■ **Written request**: Every line of the material below must be repeated exactly.

■ **Material shown**:
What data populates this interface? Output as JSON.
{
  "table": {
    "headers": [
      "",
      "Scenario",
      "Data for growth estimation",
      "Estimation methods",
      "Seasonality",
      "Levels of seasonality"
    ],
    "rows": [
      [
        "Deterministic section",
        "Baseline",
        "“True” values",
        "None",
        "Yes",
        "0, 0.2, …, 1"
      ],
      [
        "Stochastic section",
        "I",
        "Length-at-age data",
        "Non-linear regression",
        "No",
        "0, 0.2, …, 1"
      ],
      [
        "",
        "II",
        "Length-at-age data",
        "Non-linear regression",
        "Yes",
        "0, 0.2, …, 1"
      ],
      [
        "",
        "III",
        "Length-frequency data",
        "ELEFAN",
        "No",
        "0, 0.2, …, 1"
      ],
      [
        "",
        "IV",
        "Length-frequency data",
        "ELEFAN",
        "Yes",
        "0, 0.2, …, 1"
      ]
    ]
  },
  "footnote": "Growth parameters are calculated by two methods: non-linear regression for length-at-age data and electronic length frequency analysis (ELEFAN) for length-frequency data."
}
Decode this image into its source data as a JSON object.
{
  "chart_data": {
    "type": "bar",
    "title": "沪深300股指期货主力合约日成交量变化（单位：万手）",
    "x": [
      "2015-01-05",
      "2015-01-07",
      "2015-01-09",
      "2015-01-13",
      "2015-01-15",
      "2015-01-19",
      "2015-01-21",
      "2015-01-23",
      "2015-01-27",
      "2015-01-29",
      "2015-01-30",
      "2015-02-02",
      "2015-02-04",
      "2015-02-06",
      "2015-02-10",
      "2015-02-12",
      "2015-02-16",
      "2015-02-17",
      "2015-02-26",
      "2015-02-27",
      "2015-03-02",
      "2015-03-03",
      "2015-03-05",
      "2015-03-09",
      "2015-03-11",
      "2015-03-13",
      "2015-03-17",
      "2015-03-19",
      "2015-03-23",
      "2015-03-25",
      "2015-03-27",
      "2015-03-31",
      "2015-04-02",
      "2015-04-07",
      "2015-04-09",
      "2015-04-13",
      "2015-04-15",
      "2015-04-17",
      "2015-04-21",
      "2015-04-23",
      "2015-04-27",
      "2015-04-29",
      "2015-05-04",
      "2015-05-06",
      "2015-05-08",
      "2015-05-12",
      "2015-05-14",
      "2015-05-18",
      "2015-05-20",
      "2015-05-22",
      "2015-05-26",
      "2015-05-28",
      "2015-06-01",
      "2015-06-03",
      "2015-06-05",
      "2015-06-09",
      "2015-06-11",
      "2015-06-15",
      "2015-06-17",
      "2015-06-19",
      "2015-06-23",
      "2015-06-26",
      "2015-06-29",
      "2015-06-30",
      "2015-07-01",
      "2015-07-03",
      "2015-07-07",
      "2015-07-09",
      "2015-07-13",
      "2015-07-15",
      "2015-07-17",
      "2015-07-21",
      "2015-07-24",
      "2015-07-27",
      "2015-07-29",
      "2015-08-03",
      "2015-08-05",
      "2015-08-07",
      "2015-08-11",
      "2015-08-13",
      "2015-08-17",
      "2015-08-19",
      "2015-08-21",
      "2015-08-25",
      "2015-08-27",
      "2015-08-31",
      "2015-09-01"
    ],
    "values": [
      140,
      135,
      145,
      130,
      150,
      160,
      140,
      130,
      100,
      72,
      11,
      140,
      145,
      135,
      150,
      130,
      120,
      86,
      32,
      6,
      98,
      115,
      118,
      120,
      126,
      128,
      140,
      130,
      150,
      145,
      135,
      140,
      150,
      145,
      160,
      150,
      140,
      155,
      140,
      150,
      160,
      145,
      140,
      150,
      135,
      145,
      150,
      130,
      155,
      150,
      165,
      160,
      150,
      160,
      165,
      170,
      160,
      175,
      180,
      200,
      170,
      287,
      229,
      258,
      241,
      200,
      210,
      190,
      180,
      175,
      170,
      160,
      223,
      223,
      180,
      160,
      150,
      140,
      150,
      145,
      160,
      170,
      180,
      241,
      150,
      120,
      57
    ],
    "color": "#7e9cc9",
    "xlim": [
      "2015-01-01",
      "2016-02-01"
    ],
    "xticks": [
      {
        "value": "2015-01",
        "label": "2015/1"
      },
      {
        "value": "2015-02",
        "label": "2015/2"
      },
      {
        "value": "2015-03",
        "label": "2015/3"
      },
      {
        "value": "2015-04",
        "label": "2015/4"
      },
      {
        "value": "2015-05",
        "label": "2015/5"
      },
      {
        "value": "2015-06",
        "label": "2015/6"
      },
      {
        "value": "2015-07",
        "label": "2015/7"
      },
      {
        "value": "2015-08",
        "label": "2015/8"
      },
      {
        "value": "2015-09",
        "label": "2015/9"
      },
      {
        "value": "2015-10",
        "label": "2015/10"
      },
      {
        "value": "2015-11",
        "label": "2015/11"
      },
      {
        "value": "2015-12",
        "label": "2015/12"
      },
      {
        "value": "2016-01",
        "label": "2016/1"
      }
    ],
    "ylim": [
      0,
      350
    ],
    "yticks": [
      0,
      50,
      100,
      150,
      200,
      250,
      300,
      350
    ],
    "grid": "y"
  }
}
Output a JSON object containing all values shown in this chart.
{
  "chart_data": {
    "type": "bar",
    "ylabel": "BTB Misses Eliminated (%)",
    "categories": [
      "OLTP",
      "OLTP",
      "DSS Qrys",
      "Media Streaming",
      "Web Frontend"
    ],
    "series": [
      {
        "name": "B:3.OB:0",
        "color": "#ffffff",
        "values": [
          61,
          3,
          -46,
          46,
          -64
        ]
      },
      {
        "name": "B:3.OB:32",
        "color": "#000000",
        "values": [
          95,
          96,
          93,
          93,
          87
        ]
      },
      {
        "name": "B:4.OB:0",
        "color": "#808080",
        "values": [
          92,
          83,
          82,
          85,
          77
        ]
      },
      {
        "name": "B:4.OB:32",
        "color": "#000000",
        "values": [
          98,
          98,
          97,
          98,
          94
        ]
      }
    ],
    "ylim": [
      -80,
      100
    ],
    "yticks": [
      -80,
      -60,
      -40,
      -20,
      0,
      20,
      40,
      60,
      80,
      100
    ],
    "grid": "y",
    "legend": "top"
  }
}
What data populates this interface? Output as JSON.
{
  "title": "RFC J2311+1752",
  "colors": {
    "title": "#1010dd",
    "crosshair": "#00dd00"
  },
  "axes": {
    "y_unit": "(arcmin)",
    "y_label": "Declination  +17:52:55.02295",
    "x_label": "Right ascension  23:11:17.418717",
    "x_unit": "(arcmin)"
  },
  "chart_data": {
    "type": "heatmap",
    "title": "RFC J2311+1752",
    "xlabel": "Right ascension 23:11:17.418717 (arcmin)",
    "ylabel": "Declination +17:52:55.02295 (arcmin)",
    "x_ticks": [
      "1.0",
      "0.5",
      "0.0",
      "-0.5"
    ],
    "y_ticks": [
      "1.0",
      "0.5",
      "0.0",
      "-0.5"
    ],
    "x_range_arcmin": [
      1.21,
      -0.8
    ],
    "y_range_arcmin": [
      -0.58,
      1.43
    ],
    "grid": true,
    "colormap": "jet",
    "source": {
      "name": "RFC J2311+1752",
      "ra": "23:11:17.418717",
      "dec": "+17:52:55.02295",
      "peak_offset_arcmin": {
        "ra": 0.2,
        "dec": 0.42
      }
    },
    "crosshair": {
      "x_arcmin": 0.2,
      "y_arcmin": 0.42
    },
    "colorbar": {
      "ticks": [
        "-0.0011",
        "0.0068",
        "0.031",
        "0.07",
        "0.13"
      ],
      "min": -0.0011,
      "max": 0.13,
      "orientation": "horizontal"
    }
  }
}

■ **Reply**:
What data populates this interface? Output as JSON.
{
  "table": {
    "headers": [
      "",
      "Scenario",
      "Data for growth estimation",
      "Estimation methods",
      "Seasonality",
      "Levels of seasonality"
    ],
    "rows": [
      [
        "Deterministic section",
        "Baseline",
        "“True” values",
        "None",
        "Yes",
        "0, 0.2, …, 1"
      ],
      [
        "Stochastic section",
        "I",
        "Length-at-age data",
        "Non-linear regression",
        "No",
        "0, 0.2, …, 1"
      ],
      [
        "",
        "II",
        "Length-at-age data",
        "Non-linear regression",
        "Yes",
        "0, 0.2, …, 1"
      ],
      [
        "",
        "III",
        "Length-frequency data",
        "ELEFAN",
        "No",
        "0, 0.2, …, 1"
      ],
      [
        "",
        "IV",
        "Length-frequency data",
        "ELEFAN",
        "Yes",
        "0, 0.2, …, 1"
      ]
    ]
  },
  "footnote": "Growth parameters are calculated by two methods: non-linear regression for length-at-age data and electronic length frequency analysis (ELEFAN) for length-frequency data."
}
Decode this image into its source data as a JSON object.
{
  "chart_data": {
    "type": "bar",
    "title": "沪深300股指期货主力合约日成交量变化（单位：万手）",
    "x": [
      "2015-01-05",
      "2015-01-07",
      "2015-01-09",
      "2015-01-13",
      "2015-01-15",
      "2015-01-19",
      "2015-01-21",
      "2015-01-23",
      "2015-01-27",
      "2015-01-29",
      "2015-01-30",
      "2015-02-02",
      "2015-02-04",
      "2015-02-06",
      "2015-02-10",
      "2015-02-12",
      "2015-02-16",
      "2015-02-17",
      "2015-02-26",
      "2015-02-27",
      "2015-03-02",
      "2015-03-03",
      "2015-03-05",
      "2015-03-09",
      "2015-03-11",
      "2015-03-13",
      "2015-03-17",
      "2015-03-19",
      "2015-03-23",
      "2015-03-25",
      "2015-03-27",
      "2015-03-31",
      "2015-04-02",
      "2015-04-07",
      "2015-04-09",
      "2015-04-13",
      "2015-04-15",
      "2015-04-17",
      "2015-04-21",
      "2015-04-23",
      "2015-04-27",
      "2015-04-29",
      "2015-05-04",
      "2015-05-06",
      "2015-05-08",
      "2015-05-12",
      "2015-05-14",
      "2015-05-18",
      "2015-05-20",
      "2015-05-22",
      "2015-05-26",
      "2015-05-28",
      "2015-06-01",
      "2015-06-03",
      "2015-06-05",
      "2015-06-09",
      "2015-06-11",
      "2015-06-15",
      "2015-06-17",
      "2015-06-19",
      "2015-06-23",
      "2015-06-26",
      "2015-06-29",
      "2015-06-30",
      "2015-07-01",
      "2015-07-03",
      "2015-07-07",
      "2015-07-09",
      "2015-07-13",
      "2015-07-15",
      "2015-07-17",
      "2015-07-21",
      "2015-07-24",
      "2015-07-27",
      "2015-07-29",
      "2015-08-03",
      "2015-08-05",
      "2015-08-07",
      "2015-08-11",
      "2015-08-13",
      "2015-08-17",
      "2015-08-19",
      "2015-08-21",
      "2015-08-25",
      "2015-08-27",
      "2015-08-31",
      "2015-09-01"
    ],
    "values": [
      140,
      135,
      145,
      130,
      150,
      160,
      140,
      130,
      100,
      72,
      11,
      140,
      145,
      135,
      150,
      130,
      120,
      86,
      32,
      6,
      98,
      115,
      118,
      120,
      126,
      128,
      140,
      130,
      150,
      145,
      135,
      140,
      150,
      145,
      160,
      150,
      140,
      155,
      140,
      150,
      160,
      145,
      140,
      150,
      135,
      145,
      150,
      130,
      155,
      150,
      165,
      160,
      150,
      160,
      165,
      170,
      160,
      175,
      180,
      200,
      170,
      287,
      229,
      258,
      241,
      200,
      210,
      190,
      180,
      175,
      170,
      160,
      223,
      223,
      180,
      160,
      150,
      140,
      150,
      145,
      160,
      170,
      180,
      241,
      150,
      120,
      57
    ],
    "color": "#7e9cc9",
    "xlim": [
      "2015-01-01",
      "2016-02-01"
    ],
    "xticks": [
      {
        "value": "2015-01",
        "label": "2015/1"
      },
      {
        "value": "2015-02",
        "label": "2015/2"
      },
      {
        "value": "2015-03",
        "label": "2015/3"
      },
      {
        "value": "2015-04",
        "label": "2015/4"
      },
      {
        "value": "2015-05",
        "label": "2015/5"
      },
      {
        "value": "2015-06",
        "label": "2015/6"
      },
      {
        "value": "2015-07",
        "label": "2015/7"
      },
      {
        "value": "2015-08",
        "label": "2015/8"
      },
      {
        "value": "2015-09",
        "label": "2015/9"
      },
      {
        "value": "2015-10",
        "label": "2015/10"
      },
      {
        "value": "2015-11",
        "label": "2015/11"
      },
      {
        "value": "2015-12",
        "label": "2015/12"
      },
      {
        "value": "2016-01",
        "label": "2016/1"
      }
    ],
    "ylim": [
      0,
      350
    ],
    "yticks": [
      0,
      50,
      100,
      150,
      200,
      250,
      300,
      350
    ],
    "grid": "y"
  }
}
Output a JSON object containing all values shown in this chart.
{
  "chart_data": {
    "type": "bar",
    "ylabel": "BTB Misses Eliminated (%)",
    "categories": [
      "OLTP",
      "OLTP",
      "DSS Qrys",
      "Media Streaming",
      "Web Frontend"
    ],
    "series": [
      {
        "name": "B:3.OB:0",
        "color": "#ffffff",
        "values": [
          61,
          3,
          -46,
          46,
          -64
        ]
      },
      {
        "name": "B:3.OB:32",
        "color": "#000000",
        "values": [
          95,
          96,
          93,
          93,
          87
        ]
      },
      {
        "name": "B:4.OB:0",
        "color": "#808080",
        "values": [
          92,
          83,
          82,
          85,
          77
        ]
      },
      {
        "name": "B:4.OB:32",
        "color": "#000000",
        "values": [
          98,
          98,
          97,
          98,
          94
        ]
      }
    ],
    "ylim": [
      -80,
      100
    ],
    "yticks": [
      -80,
      -60,
      -40,
      -20,
      0,
      20,
      40,
      60,
      80,
      100
    ],
    "grid": "y",
    "legend": "top"
  }
}
What data populates this interface? Output as JSON.
{
  "title": "RFC J2311+1752",
  "colors": {
    "title": "#1010dd",
    "crosshair": "#00dd00"
  },
  "axes": {
    "y_unit": "(arcmin)",
    "y_label": "Declination  +17:52:55.02295",
    "x_label": "Right ascension  23:11:17.418717",
    "x_unit": "(arcmin)"
  },
  "chart_data": {
    "type": "heatmap",
    "title": "RFC J2311+1752",
    "xlabel": "Right ascension 23:11:17.418717 (arcmin)",
    "ylabel": "Declination +17:52:55.02295 (arcmin)",
    "x_ticks": [
      "1.0",
      "0.5",
      "0.0",
      "-0.5"
    ],
    "y_ticks": [
      "1.0",
      "0.5",
      "0.0",
      "-0.5"
    ],
    "x_range_arcmin": [
      1.21,
      -0.8
    ],
    "y_range_arcmin": [
      -0.58,
      1.43
    ],
    "grid": true,
    "colormap": "jet",
    "source": {
      "name": "RFC J2311+1752",
      "ra": "23:11:17.418717",
      "dec": "+17:52:55.02295",
      "peak_offset_arcmin": {
        "ra": 0.2,
        "dec": 0.42
      }
    },
    "crosshair": {
      "x_arcmin": 0.2,
      "y_arcmin": 0.42
    },
    "colorbar": {
      "ticks": [
        "-0.0011",
        "0.0068",
        "0.031",
        "0.07",
        "0.13"
      ],
      "min": -0.0011,
      "max": 0.13,
      "orientation": "horizontal"
    }
  }
}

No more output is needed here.